- **EXERCISE MATERIAL**
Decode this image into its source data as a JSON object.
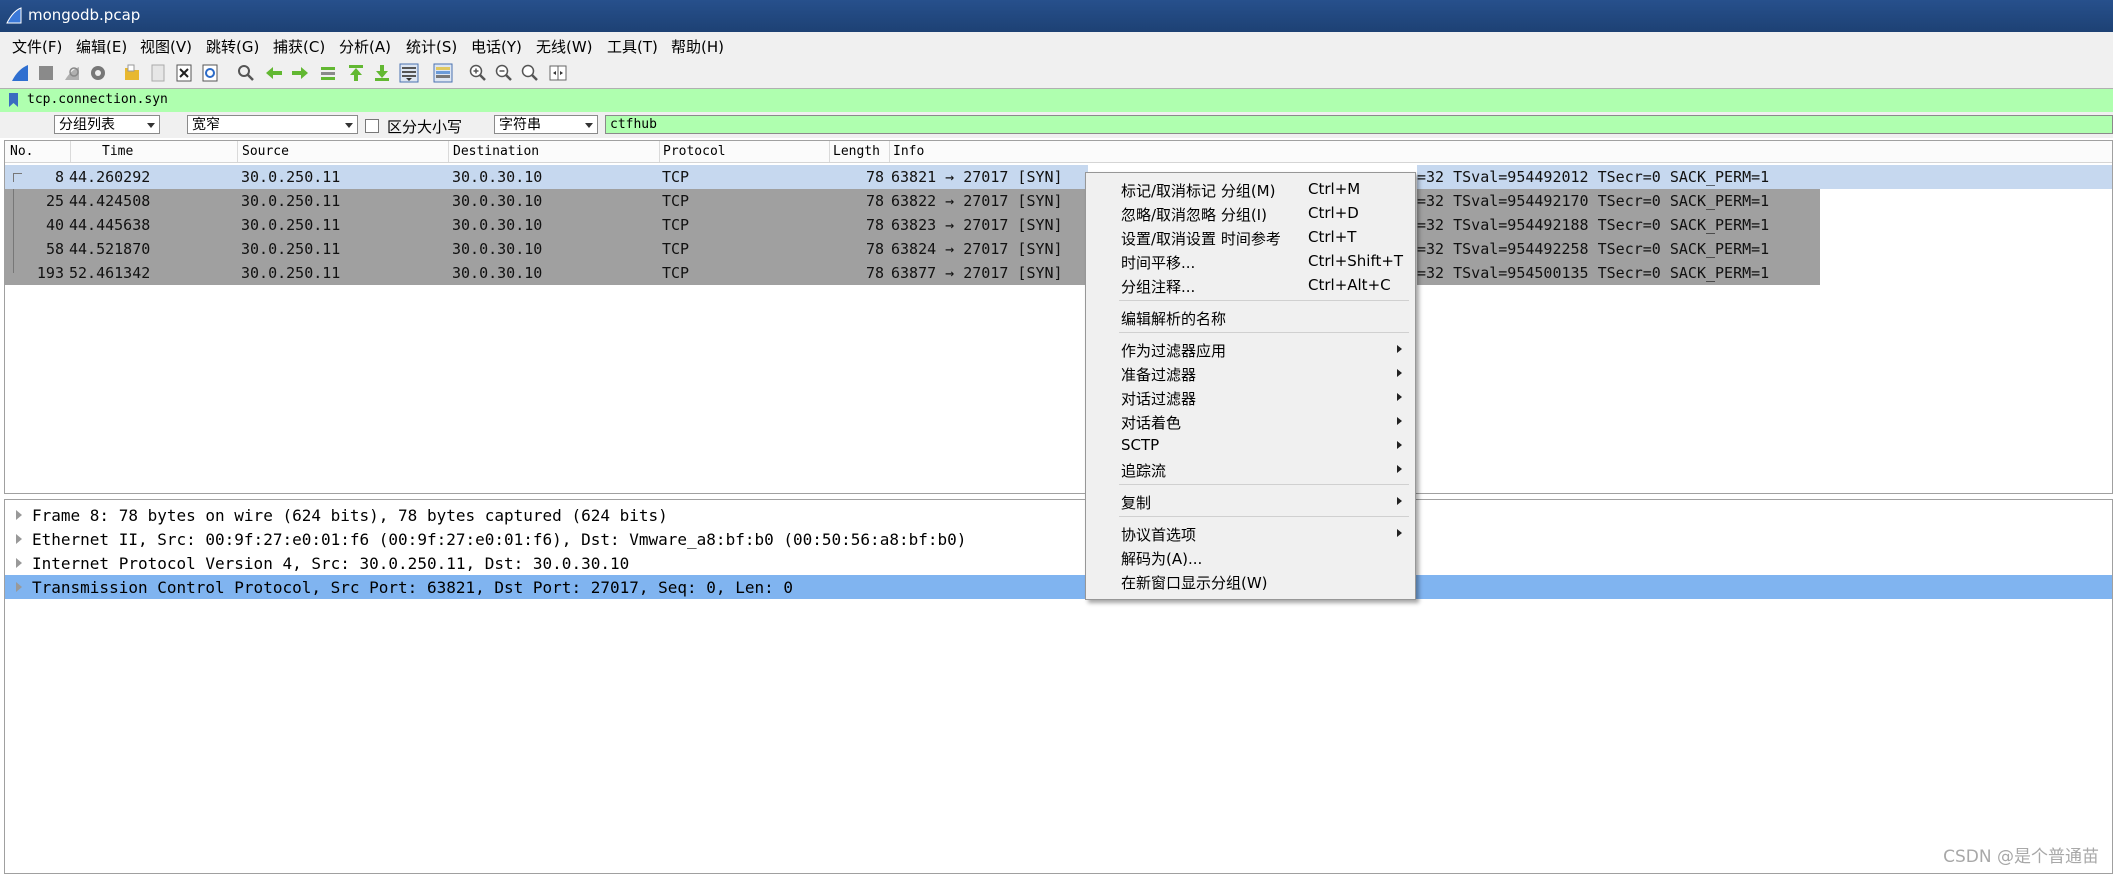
{
  "window": {
    "title": "mongodb.pcap"
  },
  "menubar": [
    "文件(F)",
    "编辑(E)",
    "视图(V)",
    "跳转(G)",
    "捕获(C)",
    "分析(A)",
    "统计(S)",
    "电话(Y)",
    "无线(W)",
    "工具(T)",
    "帮助(H)"
  ],
  "toolbar": [
    "shark-fin-start-icon",
    "stop-icon",
    "restart-icon",
    "capture-options-icon",
    "open-icon",
    "save-icon",
    "close-file-icon",
    "reload-icon",
    "find-icon",
    "go-back-icon",
    "go-forward-icon",
    "go-to-packet-icon",
    "first-packet-icon",
    "last-packet-icon",
    "autoscroll-icon",
    "colorize-icon",
    "zoom-in-icon",
    "zoom-out-icon",
    "normal-size-icon",
    "resize-columns-icon"
  ],
  "filter": {
    "value": "tcp.connection.syn"
  },
  "search": {
    "scope": "分组列表",
    "width": "宽窄",
    "case_label": "区分大小写",
    "type": "字符串",
    "value": "ctfhub"
  },
  "columns": [
    "No.",
    "Time",
    "Source",
    "Destination",
    "Protocol",
    "Length",
    "Info"
  ],
  "packets": [
    {
      "no": "8",
      "time": "44.260292",
      "src": "30.0.250.11",
      "dst": "30.0.30.10",
      "proto": "TCP",
      "len": "78",
      "info": "63821 → 27017 [SYN]",
      "tail": "=32 TSval=954492012 TSecr=0 SACK_PERM=1",
      "selected": true
    },
    {
      "no": "25",
      "time": "44.424508",
      "src": "30.0.250.11",
      "dst": "30.0.30.10",
      "proto": "TCP",
      "len": "78",
      "info": "63822 → 27017 [SYN]",
      "tail": "=32 TSval=954492170 TSecr=0 SACK_PERM=1",
      "selected": false
    },
    {
      "no": "40",
      "time": "44.445638",
      "src": "30.0.250.11",
      "dst": "30.0.30.10",
      "proto": "TCP",
      "len": "78",
      "info": "63823 → 27017 [SYN]",
      "tail": "=32 TSval=954492188 TSecr=0 SACK_PERM=1",
      "selected": false
    },
    {
      "no": "58",
      "time": "44.521870",
      "src": "30.0.250.11",
      "dst": "30.0.30.10",
      "proto": "TCP",
      "len": "78",
      "info": "63824 → 27017 [SYN]",
      "tail": "=32 TSval=954492258 TSecr=0 SACK_PERM=1",
      "selected": false
    },
    {
      "no": "193",
      "time": "52.461342",
      "src": "30.0.250.11",
      "dst": "30.0.30.10",
      "proto": "TCP",
      "len": "78",
      "info": "63877 → 27017 [SYN]",
      "tail": "=32 TSval=954500135 TSecr=0 SACK_PERM=1",
      "selected": false
    }
  ],
  "details": [
    "Frame 8: 78 bytes on wire (624 bits), 78 bytes captured (624 bits)",
    "Ethernet II, Src: 00:9f:27:e0:01:f6 (00:9f:27:e0:01:f6), Dst: Vmware_a8:bf:b0 (00:50:56:a8:bf:b0)",
    "Internet Protocol Version 4, Src: 30.0.250.11, Dst: 30.0.30.10",
    "Transmission Control Protocol, Src Port: 63821, Dst Port: 27017, Seq: 0, Len: 0"
  ],
  "context_menu": [
    {
      "label": "标记/取消标记 分组(M)",
      "shortcut": "Ctrl+M"
    },
    {
      "label": "忽略/取消忽略 分组(I)",
      "shortcut": "Ctrl+D"
    },
    {
      "label": "设置/取消设置 时间参考",
      "shortcut": "Ctrl+T"
    },
    {
      "label": "时间平移...",
      "shortcut": "Ctrl+Shift+T"
    },
    {
      "label": "分组注释...",
      "shortcut": "Ctrl+Alt+C"
    },
    {
      "label": "编辑解析的名称",
      "shortcut": ""
    },
    {
      "label": "作为过滤器应用",
      "shortcut": "",
      "submenu": true
    },
    {
      "label": "准备过滤器",
      "shortcut": "",
      "submenu": true
    },
    {
      "label": "对话过滤器",
      "shortcut": "",
      "submenu": true
    },
    {
      "label": "对话着色",
      "shortcut": "",
      "submenu": true
    },
    {
      "label": "SCTP",
      "shortcut": "",
      "submenu": true
    },
    {
      "label": "追踪流",
      "shortcut": "",
      "submenu": true
    },
    {
      "label": "复制",
      "shortcut": "",
      "submenu": true
    },
    {
      "label": "协议首选项",
      "shortcut": "",
      "submenu": true
    },
    {
      "label": "解码为(A)...",
      "shortcut": ""
    },
    {
      "label": "在新窗口显示分组(W)",
      "shortcut": ""
    }
  ],
  "watermark": "CSDN @是个普通苗"
}
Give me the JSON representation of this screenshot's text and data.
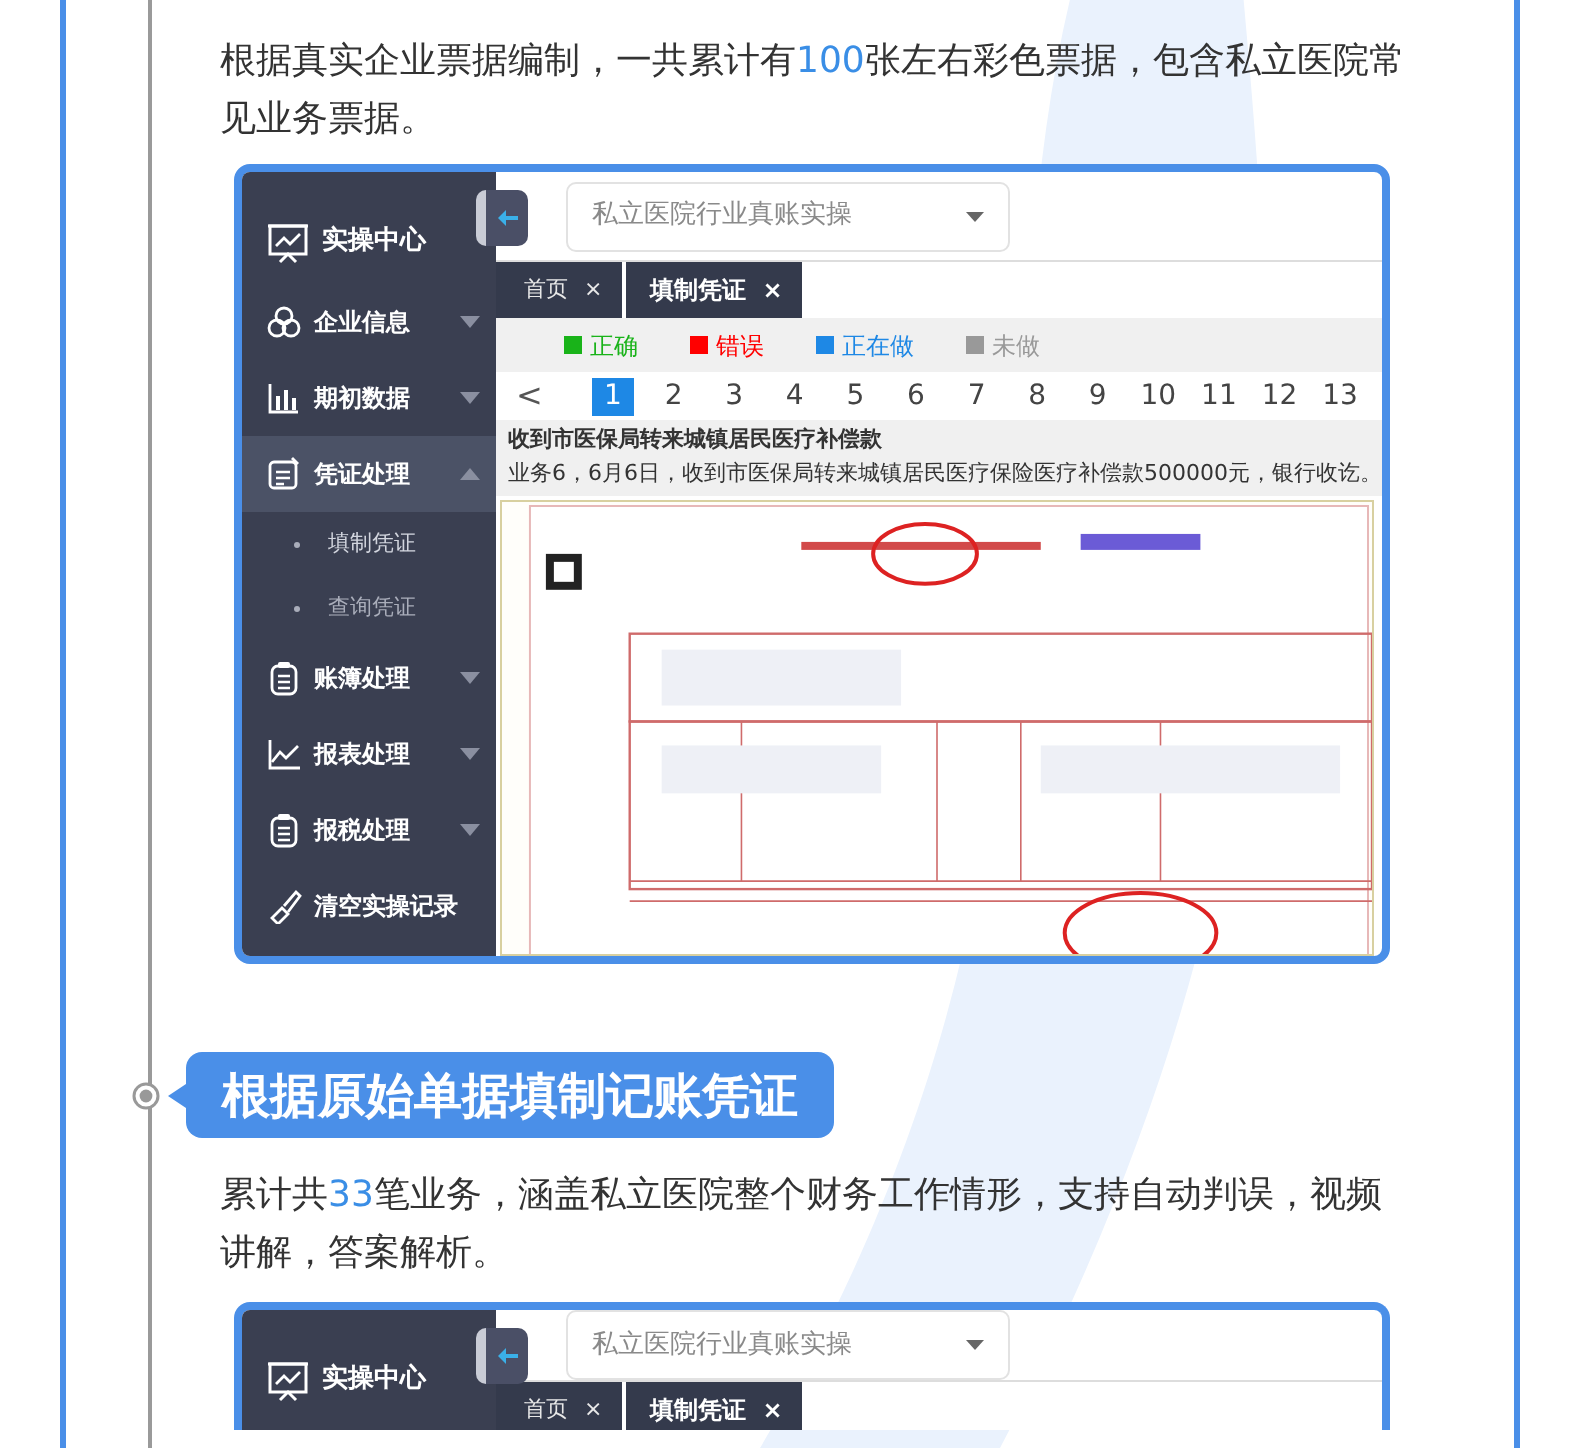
{
  "blocks": [
    {
      "kind": "paragraph",
      "parts": [
        {
          "text": "根据真实企业票据编制，一共累计有",
          "highlight": false
        },
        {
          "text": "100",
          "highlight": true
        },
        {
          "text": "张左右彩色票据，包含私立医院常见业务票据。",
          "highlight": false
        }
      ]
    },
    {
      "kind": "app",
      "sidebar": {
        "title": "实操中心",
        "items": [
          {
            "kind": "group",
            "label": "企业信息",
            "expanded": false,
            "selected": false
          },
          {
            "kind": "group",
            "label": "期初数据",
            "expanded": false,
            "selected": false
          },
          {
            "kind": "group",
            "label": "凭证处理",
            "expanded": true,
            "selected": true,
            "children": [
              {
                "label": "填制凭证",
                "selected": true
              },
              {
                "label": "查询凭证",
                "selected": false
              }
            ]
          },
          {
            "kind": "group",
            "label": "账簿处理",
            "expanded": false,
            "selected": false
          },
          {
            "kind": "group",
            "label": "报表处理",
            "expanded": false,
            "selected": false
          },
          {
            "kind": "group",
            "label": "报税处理",
            "expanded": false,
            "selected": false
          },
          {
            "kind": "action",
            "label": "清空实操记录",
            "selected": false
          }
        ]
      },
      "select": {
        "value": "私立医院行业真账实操"
      },
      "tabs": [
        {
          "label": "首页",
          "close": "×",
          "selected": false
        },
        {
          "label": "填制凭证",
          "close": "×",
          "selected": true
        }
      ],
      "legend": [
        {
          "label": "正确",
          "color": "#19b319"
        },
        {
          "label": "错误",
          "color": "#ff0000"
        },
        {
          "label": "正在做",
          "color": "#1e88e5"
        },
        {
          "label": "未做",
          "color": "#999999"
        }
      ],
      "pager": {
        "prev": "<",
        "pages": [
          {
            "label": "1",
            "selected": true
          },
          {
            "label": "2",
            "selected": false
          },
          {
            "label": "3",
            "selected": false
          },
          {
            "label": "4",
            "selected": false
          },
          {
            "label": "5",
            "selected": false
          },
          {
            "label": "6",
            "selected": false
          },
          {
            "label": "7",
            "selected": false
          },
          {
            "label": "8",
            "selected": false
          },
          {
            "label": "9",
            "selected": false
          },
          {
            "label": "10",
            "selected": false
          },
          {
            "label": "11",
            "selected": false
          },
          {
            "label": "12",
            "selected": false
          },
          {
            "label": "13",
            "selected": false
          }
        ]
      },
      "task": {
        "title": "收到市医保局转来城镇居民医疗补偿款",
        "description": "业务6，6月6日，收到市医保局转来城镇居民医疗保险医疗补偿款500000元，银行收讫。"
      },
      "document": {
        "kind": "picture"
      }
    },
    {
      "kind": "heading",
      "text": "根据原始单据填制记账凭证"
    },
    {
      "kind": "paragraph",
      "parts": [
        {
          "text": "累计共",
          "highlight": false
        },
        {
          "text": "33",
          "highlight": true
        },
        {
          "text": "笔业务，涵盖私立医院整个财务工作情形，支持自动判误，视频讲解，答案解析。",
          "highlight": false
        }
      ]
    },
    {
      "kind": "app",
      "sidebar": {
        "title": "实操中心"
      },
      "select": {
        "value": "私立医院行业真账实操"
      },
      "tabs": [
        {
          "label": "首页",
          "close": "×",
          "selected": false
        },
        {
          "label": "填制凭证",
          "close": "×",
          "selected": true
        }
      ]
    }
  ]
}
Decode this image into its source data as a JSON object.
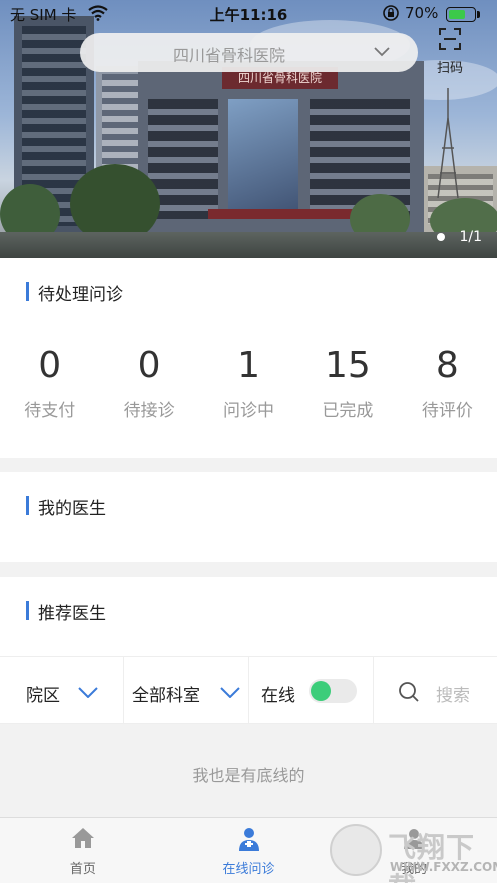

- **WHAT YOU SHOULD DO**
Take each line of the material that contains the word "TSval" and list it.

- **TASK ANSWER**
      "tail": "=32 TSval=954492012 TSecr=0 SACK_PERM=1",
      "tail": "=32 TSval=954492170 TSecr=0 SACK_PERM=1",
      "tail": "=32 TSval=954492188 TSecr=0 SACK_PERM=1",
      "tail": "=32 TSval=954492258 TSecr=0 SACK_PERM=1",
      "tail": "=32 TSval=954500135 TSecr=0 SACK_PERM=1",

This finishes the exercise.